• _Available data_
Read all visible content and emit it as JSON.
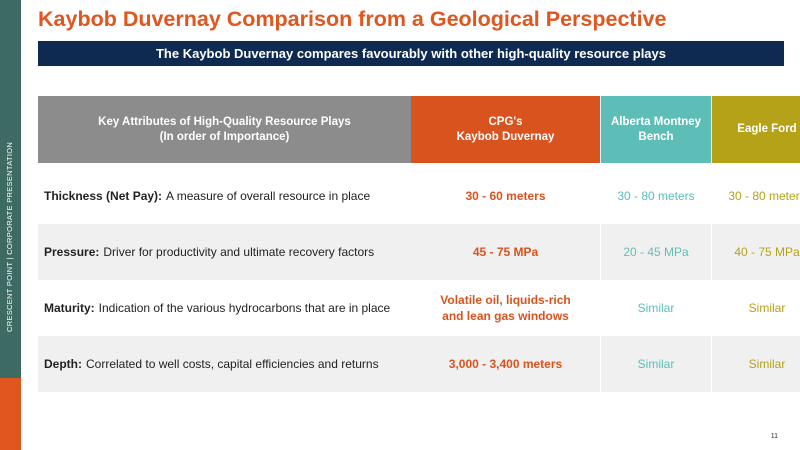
{
  "sidebar": {
    "text": "CRESCENT POINT   |   CORPORATE PRESENTATION"
  },
  "title": "Kaybob Duvernay Comparison from a Geological Perspective",
  "banner": "The Kaybob Duvernay compares favourably with other high-quality resource plays",
  "table": {
    "headers": {
      "attributes_line1": "Key Attributes of High-Quality Resource Plays",
      "attributes_line2": "(In order of Importance)",
      "cpg_line1": "CPG's",
      "cpg_line2": "Kaybob Duvernay",
      "montney_line1": "Alberta Montney",
      "montney_line2": "Bench",
      "eagle": "Eagle Ford"
    },
    "rows": [
      {
        "attr_bold": "Thickness (Net Pay):",
        "attr_desc": "A measure of overall resource in place",
        "cpg_line1": "30 - 60 meters",
        "cpg_line2": "",
        "montney": "30 - 80 meters",
        "eagle": "30 - 80 meters"
      },
      {
        "attr_bold": "Pressure:",
        "attr_desc": "Driver for productivity and ultimate recovery factors",
        "cpg_line1": "45 - 75 MPa",
        "cpg_line2": "",
        "montney": "20 - 45 MPa",
        "eagle": "40 - 75 MPa"
      },
      {
        "attr_bold": "Maturity:",
        "attr_desc": "Indication of the various hydrocarbons that are in place",
        "cpg_line1": "Volatile oil, liquids-rich",
        "cpg_line2": "and lean gas windows",
        "montney": "Similar",
        "eagle": "Similar"
      },
      {
        "attr_bold": "Depth:",
        "attr_desc": "Correlated to well costs, capital efficiencies and returns",
        "cpg_line1": "3,000 - 3,400 meters",
        "cpg_line2": "",
        "montney": "Similar",
        "eagle": "Similar"
      }
    ]
  },
  "page_number": "11",
  "colors": {
    "brand_orange": "#e0561f",
    "navy": "#0f2a50",
    "sidebar_teal": "#3e6a64",
    "montney_teal": "#5dbeb8",
    "eagle_olive": "#b5a218",
    "header_gray": "#8c8c8c"
  }
}
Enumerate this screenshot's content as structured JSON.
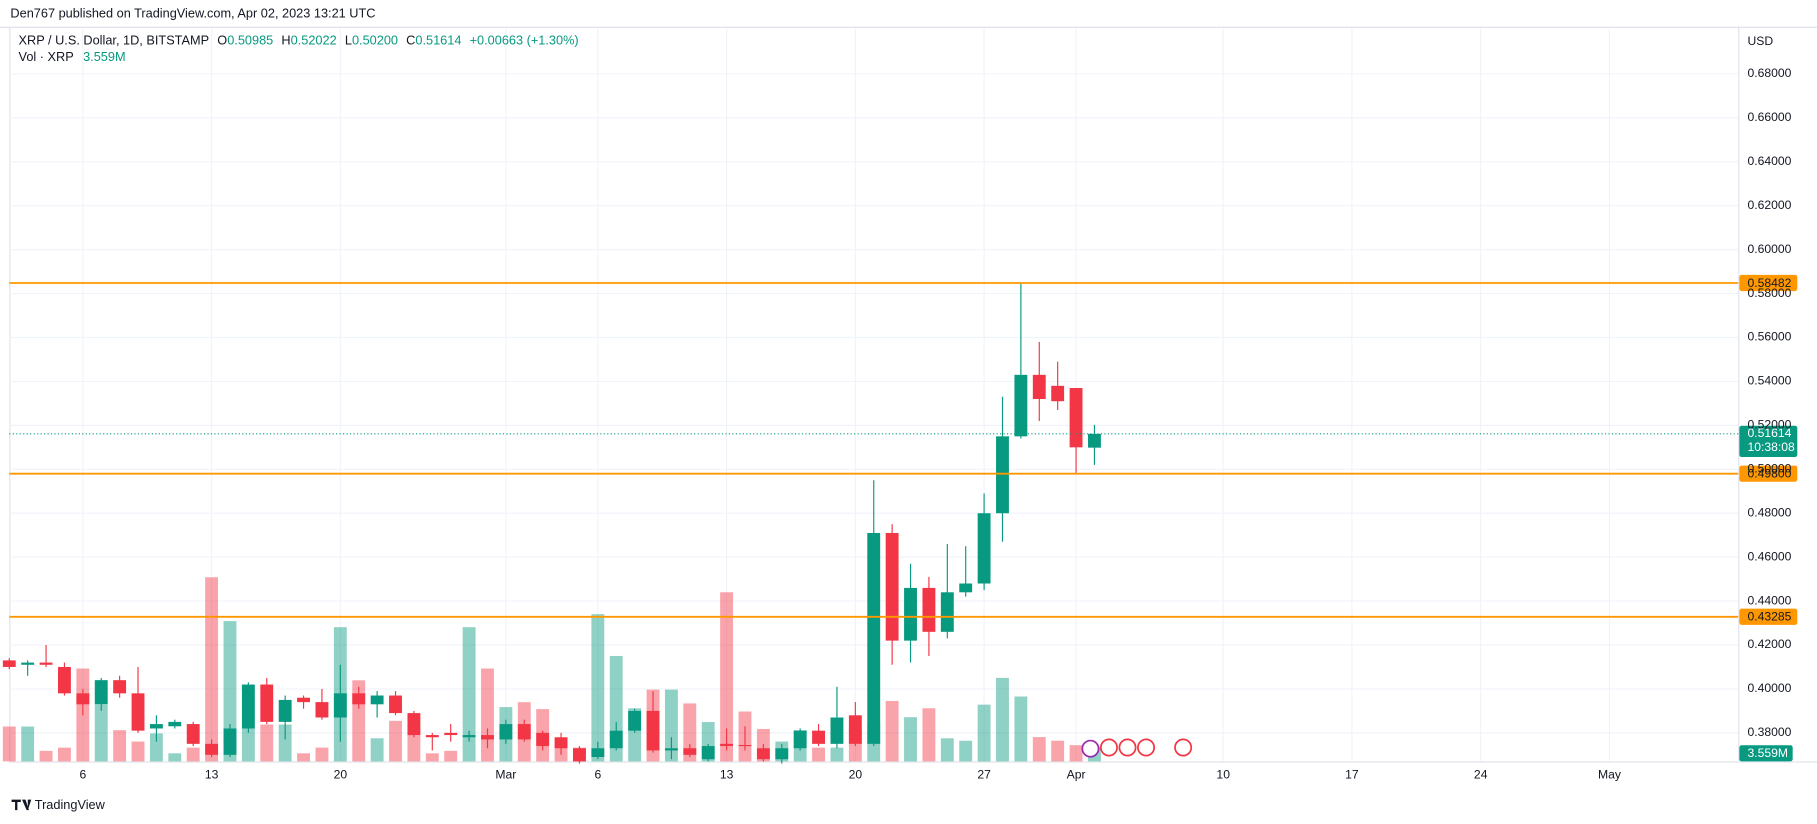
{
  "chart_data": {
    "type": "candlestick",
    "published": "Den767 published on TradingView.com, Apr 02, 2023 13:21 UTC",
    "title": "XRP / U.S. Dollar, 1D, BITSTAMP",
    "ohlc_legend": [
      {
        "label": "O",
        "text": "0.50985"
      },
      {
        "label": "H",
        "text": "0.52022"
      },
      {
        "label": "L",
        "text": "0.50200"
      },
      {
        "label": "C",
        "text": "0.51614"
      }
    ],
    "change": "+0.00663 (+1.30%)",
    "currency": "USD",
    "brand": "TradingView",
    "up_color": "#089981",
    "down_color": "#f23645",
    "open": [
      0.413,
      0.411,
      0.412,
      0.41,
      0.398,
      0.393,
      0.404,
      0.398,
      0.382,
      0.383,
      0.384,
      0.375,
      0.37,
      0.382,
      0.402,
      0.385,
      0.396,
      0.394,
      0.387,
      0.398,
      0.393,
      0.397,
      0.389,
      0.379,
      0.38,
      0.378,
      0.379,
      0.377,
      0.384,
      0.38,
      0.378,
      0.373,
      0.369,
      0.373,
      0.381,
      0.39,
      0.372,
      0.373,
      0.368,
      0.375,
      0.3745,
      0.373,
      0.368,
      0.373,
      0.381,
      0.375,
      0.388,
      0.375,
      0.471,
      0.422,
      0.446,
      0.426,
      0.444,
      0.448,
      0.48,
      0.515,
      0.543,
      0.538,
      0.537,
      0.50985
    ],
    "high": [
      0.414,
      0.413,
      0.42,
      0.412,
      0.4,
      0.405,
      0.406,
      0.41,
      0.388,
      0.386,
      0.385,
      0.377,
      0.384,
      0.403,
      0.405,
      0.397,
      0.397,
      0.4,
      0.411,
      0.401,
      0.399,
      0.399,
      0.39,
      0.38,
      0.384,
      0.381,
      0.382,
      0.386,
      0.386,
      0.381,
      0.38,
      0.374,
      0.376,
      0.385,
      0.391,
      0.399,
      0.378,
      0.375,
      0.375,
      0.382,
      0.383,
      0.375,
      0.375,
      0.382,
      0.384,
      0.401,
      0.394,
      0.495,
      0.475,
      0.457,
      0.451,
      0.466,
      0.465,
      0.489,
      0.533,
      0.585,
      0.558,
      0.549,
      0.537,
      0.52022
    ],
    "low": [
      0.409,
      0.406,
      0.41,
      0.397,
      0.388,
      0.39,
      0.396,
      0.38,
      0.376,
      0.382,
      0.374,
      0.369,
      0.369,
      0.38,
      0.384,
      0.377,
      0.391,
      0.386,
      0.376,
      0.391,
      0.387,
      0.388,
      0.378,
      0.372,
      0.376,
      0.376,
      0.373,
      0.375,
      0.376,
      0.372,
      0.37,
      0.366,
      0.368,
      0.372,
      0.38,
      0.371,
      0.368,
      0.369,
      0.367,
      0.372,
      0.372,
      0.367,
      0.366,
      0.372,
      0.374,
      0.373,
      0.374,
      0.374,
      0.411,
      0.412,
      0.415,
      0.423,
      0.442,
      0.445,
      0.467,
      0.514,
      0.522,
      0.527,
      0.498,
      0.502
    ],
    "close": [
      0.41,
      0.412,
      0.411,
      0.398,
      0.393,
      0.404,
      0.398,
      0.381,
      0.384,
      0.385,
      0.375,
      0.37,
      0.382,
      0.402,
      0.385,
      0.395,
      0.394,
      0.387,
      0.398,
      0.393,
      0.397,
      0.389,
      0.379,
      0.378,
      0.379,
      0.379,
      0.377,
      0.384,
      0.377,
      0.374,
      0.373,
      0.367,
      0.373,
      0.381,
      0.39,
      0.372,
      0.373,
      0.37,
      0.374,
      0.374,
      0.374,
      0.368,
      0.373,
      0.381,
      0.375,
      0.387,
      0.375,
      0.471,
      0.422,
      0.446,
      0.426,
      0.444,
      0.448,
      0.48,
      0.515,
      0.543,
      0.532,
      0.531,
      0.51,
      0.51614
    ],
    "volume": {
      "name": "Vol · XRP",
      "last_label": "3.559M",
      "lim": [
        0,
        60000000
      ],
      "values": [
        8600000,
        8600000,
        2600000,
        3400000,
        22900000,
        14000000,
        7700000,
        4900000,
        6900000,
        2000000,
        3400000,
        45400000,
        34600000,
        8300000,
        9100000,
        9100000,
        2000000,
        3400000,
        33100000,
        20000000,
        5700000,
        10000000,
        8600000,
        2000000,
        2600000,
        33100000,
        22900000,
        13400000,
        14600000,
        12900000,
        4000000,
        3400000,
        36300000,
        26000000,
        13100000,
        17700000,
        17700000,
        14300000,
        9700000,
        41700000,
        12300000,
        8000000,
        4900000,
        7700000,
        3400000,
        3400000,
        8000000,
        9100000,
        14900000,
        10900000,
        13100000,
        5700000,
        5100000,
        14000000,
        20600000,
        16000000,
        6000000,
        5100000,
        4000000,
        3559000
      ]
    },
    "xlim": [
      0,
      94
    ],
    "xticks": [
      {
        "value": 4,
        "label": "6"
      },
      {
        "value": 11,
        "label": "13"
      },
      {
        "value": 18,
        "label": "20"
      },
      {
        "value": 27,
        "label": "Mar"
      },
      {
        "value": 32,
        "label": "6"
      },
      {
        "value": 39,
        "label": "13"
      },
      {
        "value": 46,
        "label": "20"
      },
      {
        "value": 53,
        "label": "27"
      },
      {
        "value": 58,
        "label": "Apr"
      },
      {
        "value": 66,
        "label": "10"
      },
      {
        "value": 73,
        "label": "17"
      },
      {
        "value": 80,
        "label": "24"
      },
      {
        "value": 87,
        "label": "May"
      }
    ],
    "ylim": [
      0.367,
      0.701
    ],
    "yticks": [
      {
        "value": 0.38,
        "label": "0.38000"
      },
      {
        "value": 0.4,
        "label": "0.40000"
      },
      {
        "value": 0.42,
        "label": "0.42000"
      },
      {
        "value": 0.44,
        "label": "0.44000"
      },
      {
        "value": 0.46,
        "label": "0.46000"
      },
      {
        "value": 0.48,
        "label": "0.48000"
      },
      {
        "value": 0.5,
        "label": "0.50000"
      },
      {
        "value": 0.52,
        "label": "0.52000"
      },
      {
        "value": 0.54,
        "label": "0.54000"
      },
      {
        "value": 0.56,
        "label": "0.56000"
      },
      {
        "value": 0.58,
        "label": "0.58000"
      },
      {
        "value": 0.6,
        "label": "0.60000"
      },
      {
        "value": 0.62,
        "label": "0.62000"
      },
      {
        "value": 0.64,
        "label": "0.64000"
      },
      {
        "value": 0.66,
        "label": "0.66000"
      },
      {
        "value": 0.68,
        "label": "0.68000"
      }
    ],
    "grid": true,
    "levels": [
      {
        "value": 0.58482,
        "label": "0.58482"
      },
      {
        "value": 0.498,
        "label": "0.49800"
      },
      {
        "value": 0.43285,
        "label": "0.43285"
      }
    ],
    "level_color": "#ff9800",
    "last_price": {
      "value": 0.51614,
      "label": "0.51614",
      "countdown": "10:38:08"
    }
  }
}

• _Written exercise_
Compute how many lines include the string "content", then give that number by itself.

• _Expected answer_
2